Items from a data source:
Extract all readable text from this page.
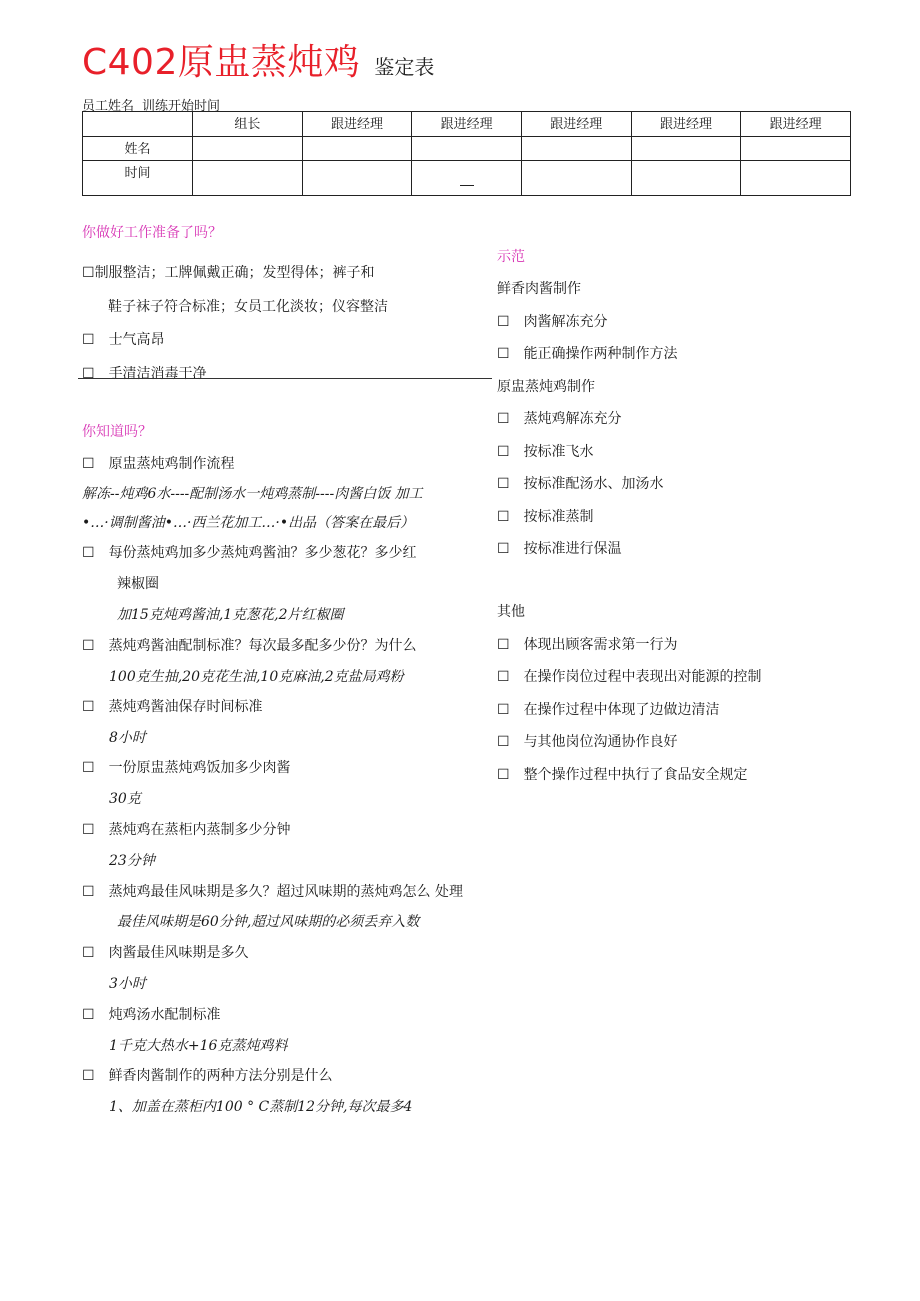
C402原盅蒸炖鸡 鉴定表
员工姓名 训练开始时间
	组长	跟进经理	跟进经理	跟进经理	跟进经理	跟进经理
姓名						
时间			

你做好工作准备了吗？
☐制服整洁；工牌佩戴正确；发型得体；裤子和
鞋子袜子符合标准；女员工化淡妆；仪容整洁
☐ 士气高昂
☐ 手清洁消毒干净
你知道吗？
☐ 原盅蒸炖鸡制作流程
解冻--炖鸡6水----配制汤水一炖鸡蒸制----肉酱白饭 加工
•…·调制酱油•…·西兰花加工…·•出品（答案在最后）
☐ 每份蒸炖鸡加多少蒸炖鸡酱油？多少葱花？多少红
辣椒圈
加15克炖鸡酱油,1克葱花,2片红椒圈
☐ 蒸炖鸡酱油配制标准？每次最多配多少份？为什么
100克生抽,20克花生油,10克麻油,2克盐局鸡粉
☐ 蒸炖鸡酱油保存时间标准
8小时
☐ 一份原盅蒸炖鸡饭加多少肉酱
30克
☐ 蒸炖鸡在蒸柜内蒸制多少分钟
23分钟
☐ 蒸炖鸡最佳风味期是多久？超过风味期的蒸炖鸡怎么 处理
最佳风味期是60分钟,超过风味期的必须丢弃入数
☐ 肉酱最佳风味期是多久
3小时
☐ 炖鸡汤水配制标准
1千克大热水+16克蒸炖鸡料
☐ 鲜香肉酱制作的两种方法分别是什么
1、加盖在蒸柜内100 ° C蒸制12分钟,每次最多4
示范
鲜香肉酱制作
☐ 肉酱解冻充分
☐ 能正确操作两种制作方法
原盅蒸炖鸡制作
☐ 蒸炖鸡解冻充分
☐ 按标准飞水
☐ 按标准配汤水、加汤水
☐ 按标准蒸制
☐ 按标准进行保温
其他
☐ 体现出顾客需求第一行为
☐ 在操作岗位过程中表现出对能源的控制
☐ 在操作过程中体现了边做边清洁
☐ 与其他岗位沟通协作良好
☐ 整个操作过程中执行了食品安全规定
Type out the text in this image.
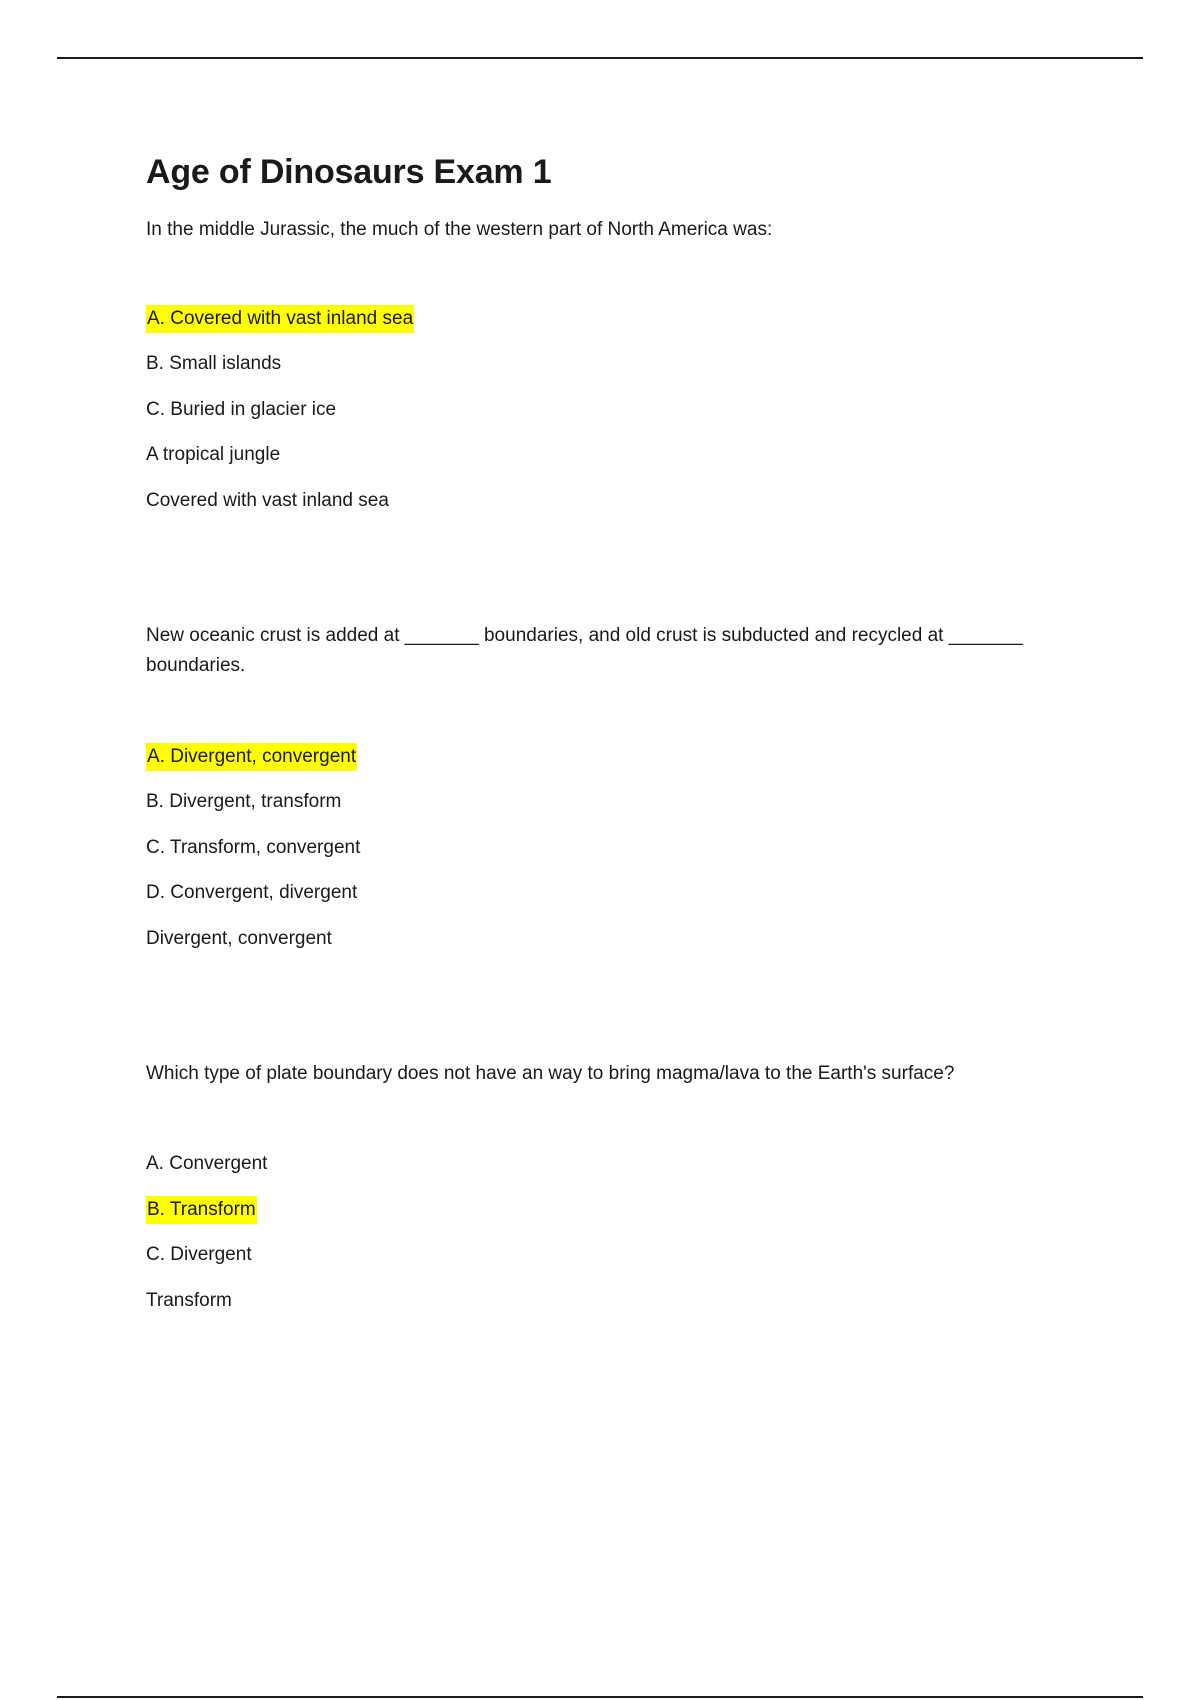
Age of Dinosaurs Exam 1

In the middle Jurassic, the much of the western part of North America was:

A. Covered with vast inland sea

B. Small islands

C. Buried in glacier ice

A tropical jungle

Covered with vast inland sea

New oceanic crust is added at _______ boundaries, and old crust is subducted and recycled at _______ boundaries.

A. Divergent, convergent

B. Divergent, transform

C. Transform, convergent

D. Convergent, divergent

Divergent, convergent

Which type of plate boundary does not have an way to bring magma/lava to the Earth's surface?

A. Convergent

B. Transform

C. Divergent

Transform
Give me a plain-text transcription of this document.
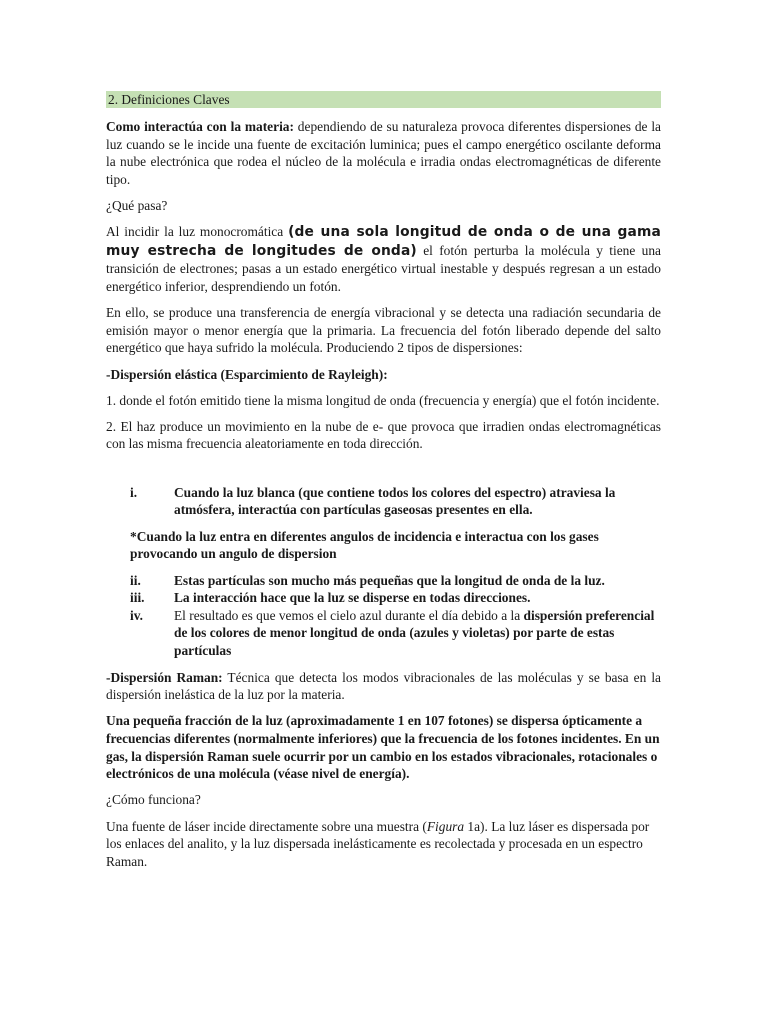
2. Definiciones Claves

Como interactúa con la materia: dependiendo de su naturaleza provoca diferentes dispersiones de la luz cuando se le incide una fuente de excitación luminica; pues el campo energético oscilante deforma la nube electrónica que rodea el núcleo de la molécula e irradia ondas electromagnéticas de diferente tipo.

¿Qué pasa?

Al incidir la luz monocromática (de una sola longitud de onda o de una gama muy estrecha de longitudes de onda) el fotón perturba la molécula y tiene una transición de electrones; pasas a un estado energético virtual inestable y después regresan a un estado energético inferior, desprendiendo un fotón.

En ello, se produce una transferencia de energía vibracional y se detecta una radiación secundaria de emisión mayor o menor energía que la primaria. La frecuencia del fotón liberado depende del salto energético que haya sufrido la molécula. Produciendo 2 tipos de dispersiones:

-Dispersión elástica (Esparcimiento de Rayleigh):

1. donde el fotón emitido tiene la misma longitud de onda (frecuencia y energía) que el fotón incidente.

2. El haz produce un movimiento en la nube de e- que provoca que irradien ondas electromagnéticas con las misma frecuencia aleatoriamente en toda dirección.

i.	Cuando la luz blanca (que contiene todos los colores del espectro) atraviesa la atmósfera, interactúa con partículas gaseosas presentes en ella.

*Cuando la luz entra en diferentes angulos de incidencia e interactua con los gases provocando un angulo de dispersion

ii.	Estas partículas son mucho más pequeñas que la longitud de onda de la luz.
iii.	La interacción hace que la luz se disperse en todas direcciones.
iv.	El resultado es que vemos el cielo azul durante el día debido a la dispersión preferencial de los colores de menor longitud de onda (azules y violetas) por parte de estas partículas

-Dispersión Raman: Técnica que detecta los modos vibracionales de las moléculas y se basa en la dispersión inelástica de la luz por la materia.

Una pequeña fracción de la luz (aproximadamente 1 en 107 fotones) se dispersa ópticamente a frecuencias diferentes (normalmente inferiores) que la frecuencia de los fotones incidentes. En un gas, la dispersión Raman suele ocurrir por un cambio en los estados vibracionales, rotacionales o electrónicos de una molécula (véase nivel de energía).

¿Cómo funciona?

Una fuente de láser incide directamente sobre una muestra (Figura 1a). La luz láser es dispersada por los enlaces del analito, y la luz dispersada inelásticamente es recolectada y procesada en un espectro Raman.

Exercise requirements: Pull out each line of the listing that holds the string "Raman".

Worked answer:
-Dispersión Raman: Técnica que detecta los modos vibracionales de las moléculas y se basa en la dispersión inelástica de la luz por la materia.
Una pequeña fracción de la luz (aproximadamente 1 en 107 fotones) se dispersa ópticamente a frecuencias diferentes (normalmente inferiores) que la frecuencia de los fotones incidentes. En un gas, la dispersión Raman suele ocurrir por un cambio en los estados vibracionales, rotacionales o electrónicos de una molécula (véase nivel de energía).
Una fuente de láser incide directamente sobre una muestra (Figura 1a). La luz láser es dispersada por los enlaces del analito, y la luz dispersada inelásticamente es recolectada y procesada en un espectro Raman.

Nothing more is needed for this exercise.